(Stored dataset items)
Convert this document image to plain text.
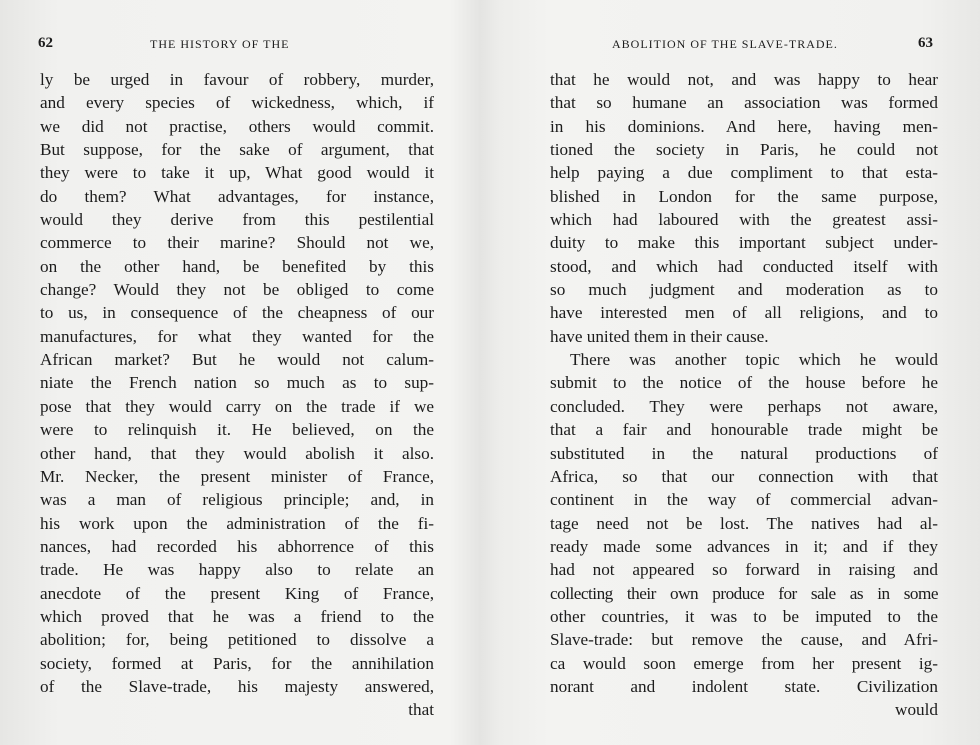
62	THE HISTORY OF THE
ly be urged in favour of robbery, murder,
and every species of wickedness, which, if
we did not practise, others would commit.
But suppose, for the sake of argument, that
they were to take it up, What good would it
do them? What advantages, for instance,
would they derive from this pestilential
commerce to their marine? Should not we,
on the other hand, be benefited by this
change? Would they not be obliged to come
to us, in consequence of the cheapness of our
manufactures, for what they wanted for the
African market? But he would not calum-
niate the French nation so much as to sup-
pose that they would carry on the trade if we
were to relinquish it. He believed, on the
other hand, that they would abolish it also.
Mr. Necker, the present minister of France,
was a man of religious principle; and, in
his work upon the administration of the fi-
nances, had recorded his abhorrence of this
trade. He was happy also to relate an
anecdote of the present King of France,
which proved that he was a friend to the
abolition; for, being petitioned to dissolve a
society, formed at Paris, for the annihilation
of the Slave-trade, his majesty answered,
that
ABOLITION OF THE SLAVE-TRADE.	63
that he would not, and was happy to hear
that so humane an association was formed
in his dominions. And here, having men-
tioned the society in Paris, he could not
help paying a due compliment to that esta-
blished in London for the same purpose,
which had laboured with the greatest assi-
duity to make this important subject under-
stood, and which had conducted itself with
so much judgment and moderation as to
have interested men of all religions, and to
have united them in their cause.
There was another topic which he would
submit to the notice of the house before he
concluded. They were perhaps not aware,
that a fair and honourable trade might be
substituted in the natural productions of
Africa, so that our connection with that
continent in the way of commercial advan-
tage need not be lost. The natives had al-
ready made some advances in it; and if they
had not appeared so forward in raising and
collecting their own produce for sale as in some
other countries, it was to be imputed to the
Slave-trade: but remove the cause, and Afri-
ca would soon emerge from her present ig-
norant and indolent state. Civilization
would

▶ **EXERCISE OBJECTIVE**
Extract all the entries word for word; omit any pictures.

▶ **WORKED SOLUTION**
Convert this document image to plain text.
62	THE HISTORY OF THE
ly be urged in favour of robbery, murder,
and every species of wickedness, which, if
we did not practise, others would commit.
But suppose, for the sake of argument, that
they were to take it up, What good would it
do them? What advantages, for instance,
would they derive from this pestilential
commerce to their marine? Should not we,
on the other hand, be benefited by this
change? Would they not be obliged to come
to us, in consequence of the cheapness of our
manufactures, for what they wanted for the
African market? But he would not calum-
niate the French nation so much as to sup-
pose that they would carry on the trade if we
were to relinquish it. He believed, on the
other hand, that they would abolish it also.
Mr. Necker, the present minister of France,
was a man of religious principle; and, in
his work upon the administration of the fi-
nances, had recorded his abhorrence of this
trade. He was happy also to relate an
anecdote of the present King of France,
which proved that he was a friend to the
abolition; for, being petitioned to dissolve a
society, formed at Paris, for the annihilation
of the Slave-trade, his majesty answered,
that
ABOLITION OF THE SLAVE-TRADE.	63
that he would not, and was happy to hear
that so humane an association was formed
in his dominions. And here, having men-
tioned the society in Paris, he could not
help paying a due compliment to that esta-
blished in London for the same purpose,
which had laboured with the greatest assi-
duity to make this important subject under-
stood, and which had conducted itself with
so much judgment and moderation as to
have interested men of all religions, and to
have united them in their cause.
There was another topic which he would
submit to the notice of the house before he
concluded. They were perhaps not aware,
that a fair and honourable trade might be
substituted in the natural productions of
Africa, so that our connection with that
continent in the way of commercial advan-
tage need not be lost. The natives had al-
ready made some advances in it; and if they
had not appeared so forward in raising and
collecting their own produce for sale as in some
other countries, it was to be imputed to the
Slave-trade: but remove the cause, and Afri-
ca would soon emerge from her present ig-
norant and indolent state. Civilization
would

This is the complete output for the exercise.